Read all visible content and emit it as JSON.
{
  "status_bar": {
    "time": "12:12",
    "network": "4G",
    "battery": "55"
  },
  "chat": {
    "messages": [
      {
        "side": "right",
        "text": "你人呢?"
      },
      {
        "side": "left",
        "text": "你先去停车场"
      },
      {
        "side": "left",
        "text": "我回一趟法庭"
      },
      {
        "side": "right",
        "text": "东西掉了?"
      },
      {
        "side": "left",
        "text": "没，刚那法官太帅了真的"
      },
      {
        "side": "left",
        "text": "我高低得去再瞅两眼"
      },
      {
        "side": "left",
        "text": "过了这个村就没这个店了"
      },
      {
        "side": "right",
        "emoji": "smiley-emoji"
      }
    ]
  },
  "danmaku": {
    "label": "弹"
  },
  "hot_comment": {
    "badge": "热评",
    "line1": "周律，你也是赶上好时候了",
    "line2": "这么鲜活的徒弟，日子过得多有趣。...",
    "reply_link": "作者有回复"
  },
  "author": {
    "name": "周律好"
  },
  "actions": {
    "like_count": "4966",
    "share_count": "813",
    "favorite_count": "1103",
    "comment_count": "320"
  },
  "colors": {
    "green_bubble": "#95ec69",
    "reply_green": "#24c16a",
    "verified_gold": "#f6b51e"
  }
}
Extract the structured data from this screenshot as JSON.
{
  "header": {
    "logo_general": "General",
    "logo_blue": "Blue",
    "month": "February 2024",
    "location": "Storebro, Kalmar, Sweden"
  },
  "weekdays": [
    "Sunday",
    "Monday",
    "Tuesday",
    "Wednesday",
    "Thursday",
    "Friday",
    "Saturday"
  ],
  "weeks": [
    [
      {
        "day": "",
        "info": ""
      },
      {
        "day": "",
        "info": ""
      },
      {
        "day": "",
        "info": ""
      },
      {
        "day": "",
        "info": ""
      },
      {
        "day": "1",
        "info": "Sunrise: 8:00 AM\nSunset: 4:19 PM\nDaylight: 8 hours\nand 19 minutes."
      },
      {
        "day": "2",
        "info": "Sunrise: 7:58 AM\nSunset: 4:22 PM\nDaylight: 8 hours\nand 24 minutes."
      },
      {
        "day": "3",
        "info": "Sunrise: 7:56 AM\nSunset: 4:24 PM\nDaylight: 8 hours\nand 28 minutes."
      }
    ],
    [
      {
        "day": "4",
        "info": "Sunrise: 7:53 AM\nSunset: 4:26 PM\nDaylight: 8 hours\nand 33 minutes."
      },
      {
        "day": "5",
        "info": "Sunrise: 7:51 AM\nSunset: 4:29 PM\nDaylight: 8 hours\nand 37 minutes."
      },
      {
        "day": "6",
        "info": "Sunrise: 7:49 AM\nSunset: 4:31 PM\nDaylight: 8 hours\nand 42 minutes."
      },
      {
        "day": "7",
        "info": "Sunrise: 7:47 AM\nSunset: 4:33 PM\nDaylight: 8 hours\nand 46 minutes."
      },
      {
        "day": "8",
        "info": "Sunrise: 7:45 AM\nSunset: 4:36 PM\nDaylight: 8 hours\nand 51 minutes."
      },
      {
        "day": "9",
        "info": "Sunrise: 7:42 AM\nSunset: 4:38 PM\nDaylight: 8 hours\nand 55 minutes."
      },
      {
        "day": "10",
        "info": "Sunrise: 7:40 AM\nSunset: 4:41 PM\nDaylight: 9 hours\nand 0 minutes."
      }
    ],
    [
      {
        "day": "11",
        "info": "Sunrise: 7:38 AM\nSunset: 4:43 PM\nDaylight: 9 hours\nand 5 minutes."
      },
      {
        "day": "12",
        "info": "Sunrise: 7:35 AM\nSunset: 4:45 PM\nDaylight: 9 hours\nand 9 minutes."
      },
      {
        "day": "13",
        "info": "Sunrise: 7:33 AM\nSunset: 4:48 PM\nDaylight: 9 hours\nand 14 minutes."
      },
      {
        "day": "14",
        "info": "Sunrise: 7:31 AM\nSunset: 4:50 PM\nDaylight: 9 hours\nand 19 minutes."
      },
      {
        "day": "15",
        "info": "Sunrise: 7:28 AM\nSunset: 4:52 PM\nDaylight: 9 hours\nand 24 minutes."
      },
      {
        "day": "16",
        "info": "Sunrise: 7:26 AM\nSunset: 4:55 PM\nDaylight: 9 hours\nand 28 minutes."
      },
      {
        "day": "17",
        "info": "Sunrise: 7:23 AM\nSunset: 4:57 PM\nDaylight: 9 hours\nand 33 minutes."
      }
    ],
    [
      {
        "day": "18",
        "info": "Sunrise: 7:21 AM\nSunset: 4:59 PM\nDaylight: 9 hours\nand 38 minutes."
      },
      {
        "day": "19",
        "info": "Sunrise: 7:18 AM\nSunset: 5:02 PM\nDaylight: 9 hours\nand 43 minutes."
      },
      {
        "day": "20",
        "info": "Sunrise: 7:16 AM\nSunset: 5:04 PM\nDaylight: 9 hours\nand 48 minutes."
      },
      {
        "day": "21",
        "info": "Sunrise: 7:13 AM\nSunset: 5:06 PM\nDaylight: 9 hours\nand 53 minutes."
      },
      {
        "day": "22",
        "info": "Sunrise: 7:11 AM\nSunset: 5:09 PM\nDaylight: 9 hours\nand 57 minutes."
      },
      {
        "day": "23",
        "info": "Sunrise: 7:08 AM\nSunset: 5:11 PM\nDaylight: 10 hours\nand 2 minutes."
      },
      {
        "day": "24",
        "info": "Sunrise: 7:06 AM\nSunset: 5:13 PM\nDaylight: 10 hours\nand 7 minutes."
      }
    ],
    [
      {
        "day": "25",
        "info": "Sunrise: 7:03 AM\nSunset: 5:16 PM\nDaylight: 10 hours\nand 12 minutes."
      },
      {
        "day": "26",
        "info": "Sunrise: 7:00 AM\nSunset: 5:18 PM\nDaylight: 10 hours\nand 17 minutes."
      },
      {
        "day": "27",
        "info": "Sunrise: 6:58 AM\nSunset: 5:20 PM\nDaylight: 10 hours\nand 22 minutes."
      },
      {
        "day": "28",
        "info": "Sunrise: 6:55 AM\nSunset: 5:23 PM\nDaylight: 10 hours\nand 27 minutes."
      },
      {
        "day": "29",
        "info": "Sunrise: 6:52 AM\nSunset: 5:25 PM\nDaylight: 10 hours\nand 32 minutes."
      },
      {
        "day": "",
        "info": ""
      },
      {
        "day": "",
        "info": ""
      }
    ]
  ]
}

+ + + + +

**WHAT YOU ARE ASKED TO DO**
Write out every line of the records exactly.

**SOLVED PROBLEM**
Read all visible content and emit it as JSON.
{
  "status_bar": {
    "time": "12:12",
    "network": "4G",
    "battery": "55"
  },
  "chat": {
    "messages": [
      {
        "side": "right",
        "text": "你人呢?"
      },
      {
        "side": "left",
        "text": "你先去停车场"
      },
      {
        "side": "left",
        "text": "我回一趟法庭"
      },
      {
        "side": "right",
        "text": "东西掉了?"
      },
      {
        "side": "left",
        "text": "没，刚那法官太帅了真的"
      },
      {
        "side": "left",
        "text": "我高低得去再瞅两眼"
      },
      {
        "side": "left",
        "text": "过了这个村就没这个店了"
      },
      {
        "side": "right",
        "emoji": "smiley-emoji"
      }
    ]
  },
  "danmaku": {
    "label": "弹"
  },
  "hot_comment": {
    "badge": "热评",
    "line1": "周律，你也是赶上好时候了",
    "line2": "这么鲜活的徒弟，日子过得多有趣。...",
    "reply_link": "作者有回复"
  },
  "author": {
    "name": "周律好"
  },
  "actions": {
    "like_count": "4966",
    "share_count": "813",
    "favorite_count": "1103",
    "comment_count": "320"
  },
  "colors": {
    "green_bubble": "#95ec69",
    "reply_green": "#24c16a",
    "verified_gold": "#f6b51e"
  }
}
Extract the structured data from this screenshot as JSON.
{
  "header": {
    "logo_general": "General",
    "logo_blue": "Blue",
    "month": "February 2024",
    "location": "Storebro, Kalmar, Sweden"
  },
  "weekdays": [
    "Sunday",
    "Monday",
    "Tuesday",
    "Wednesday",
    "Thursday",
    "Friday",
    "Saturday"
  ],
  "weeks": [
    [
      {
        "day": "",
        "info": ""
      },
      {
        "day": "",
        "info": ""
      },
      {
        "day": "",
        "info": ""
      },
      {
        "day": "",
        "info": ""
      },
      {
        "day": "1",
        "info": "Sunrise: 8:00 AM\nSunset: 4:19 PM\nDaylight: 8 hours\nand 19 minutes."
      },
      {
        "day": "2",
        "info": "Sunrise: 7:58 AM\nSunset: 4:22 PM\nDaylight: 8 hours\nand 24 minutes."
      },
      {
        "day": "3",
        "info": "Sunrise: 7:56 AM\nSunset: 4:24 PM\nDaylight: 8 hours\nand 28 minutes."
      }
    ],
    [
      {
        "day": "4",
        "info": "Sunrise: 7:53 AM\nSunset: 4:26 PM\nDaylight: 8 hours\nand 33 minutes."
      },
      {
        "day": "5",
        "info": "Sunrise: 7:51 AM\nSunset: 4:29 PM\nDaylight: 8 hours\nand 37 minutes."
      },
      {
        "day": "6",
        "info": "Sunrise: 7:49 AM\nSunset: 4:31 PM\nDaylight: 8 hours\nand 42 minutes."
      },
      {
        "day": "7",
        "info": "Sunrise: 7:47 AM\nSunset: 4:33 PM\nDaylight: 8 hours\nand 46 minutes."
      },
      {
        "day": "8",
        "info": "Sunrise: 7:45 AM\nSunset: 4:36 PM\nDaylight: 8 hours\nand 51 minutes."
      },
      {
        "day": "9",
        "info": "Sunrise: 7:42 AM\nSunset: 4:38 PM\nDaylight: 8 hours\nand 55 minutes."
      },
      {
        "day": "10",
        "info": "Sunrise: 7:40 AM\nSunset: 4:41 PM\nDaylight: 9 hours\nand 0 minutes."
      }
    ],
    [
      {
        "day": "11",
        "info": "Sunrise: 7:38 AM\nSunset: 4:43 PM\nDaylight: 9 hours\nand 5 minutes."
      },
      {
        "day": "12",
        "info": "Sunrise: 7:35 AM\nSunset: 4:45 PM\nDaylight: 9 hours\nand 9 minutes."
      },
      {
        "day": "13",
        "info": "Sunrise: 7:33 AM\nSunset: 4:48 PM\nDaylight: 9 hours\nand 14 minutes."
      },
      {
        "day": "14",
        "info": "Sunrise: 7:31 AM\nSunset: 4:50 PM\nDaylight: 9 hours\nand 19 minutes."
      },
      {
        "day": "15",
        "info": "Sunrise: 7:28 AM\nSunset: 4:52 PM\nDaylight: 9 hours\nand 24 minutes."
      },
      {
        "day": "16",
        "info": "Sunrise: 7:26 AM\nSunset: 4:55 PM\nDaylight: 9 hours\nand 28 minutes."
      },
      {
        "day": "17",
        "info": "Sunrise: 7:23 AM\nSunset: 4:57 PM\nDaylight: 9 hours\nand 33 minutes."
      }
    ],
    [
      {
        "day": "18",
        "info": "Sunrise: 7:21 AM\nSunset: 4:59 PM\nDaylight: 9 hours\nand 38 minutes."
      },
      {
        "day": "19",
        "info": "Sunrise: 7:18 AM\nSunset: 5:02 PM\nDaylight: 9 hours\nand 43 minutes."
      },
      {
        "day": "20",
        "info": "Sunrise: 7:16 AM\nSunset: 5:04 PM\nDaylight: 9 hours\nand 48 minutes."
      },
      {
        "day": "21",
        "info": "Sunrise: 7:13 AM\nSunset: 5:06 PM\nDaylight: 9 hours\nand 53 minutes."
      },
      {
        "day": "22",
        "info": "Sunrise: 7:11 AM\nSunset: 5:09 PM\nDaylight: 9 hours\nand 57 minutes."
      },
      {
        "day": "23",
        "info": "Sunrise: 7:08 AM\nSunset: 5:11 PM\nDaylight: 10 hours\nand 2 minutes."
      },
      {
        "day": "24",
        "info": "Sunrise: 7:06 AM\nSunset: 5:13 PM\nDaylight: 10 hours\nand 7 minutes."
      }
    ],
    [
      {
        "day": "25",
        "info": "Sunrise: 7:03 AM\nSunset: 5:16 PM\nDaylight: 10 hours\nand 12 minutes."
      },
      {
        "day": "26",
        "info": "Sunrise: 7:00 AM\nSunset: 5:18 PM\nDaylight: 10 hours\nand 17 minutes."
      },
      {
        "day": "27",
        "info": "Sunrise: 6:58 AM\nSunset: 5:20 PM\nDaylight: 10 hours\nand 22 minutes."
      },
      {
        "day": "28",
        "info": "Sunrise: 6:55 AM\nSunset: 5:23 PM\nDaylight: 10 hours\nand 27 minutes."
      },
      {
        "day": "29",
        "info": "Sunrise: 6:52 AM\nSunset: 5:25 PM\nDaylight: 10 hours\nand 32 minutes."
      },
      {
        "day": "",
        "info": ""
      },
      {
        "day": "",
        "info": ""
      }
    ]
  ]
}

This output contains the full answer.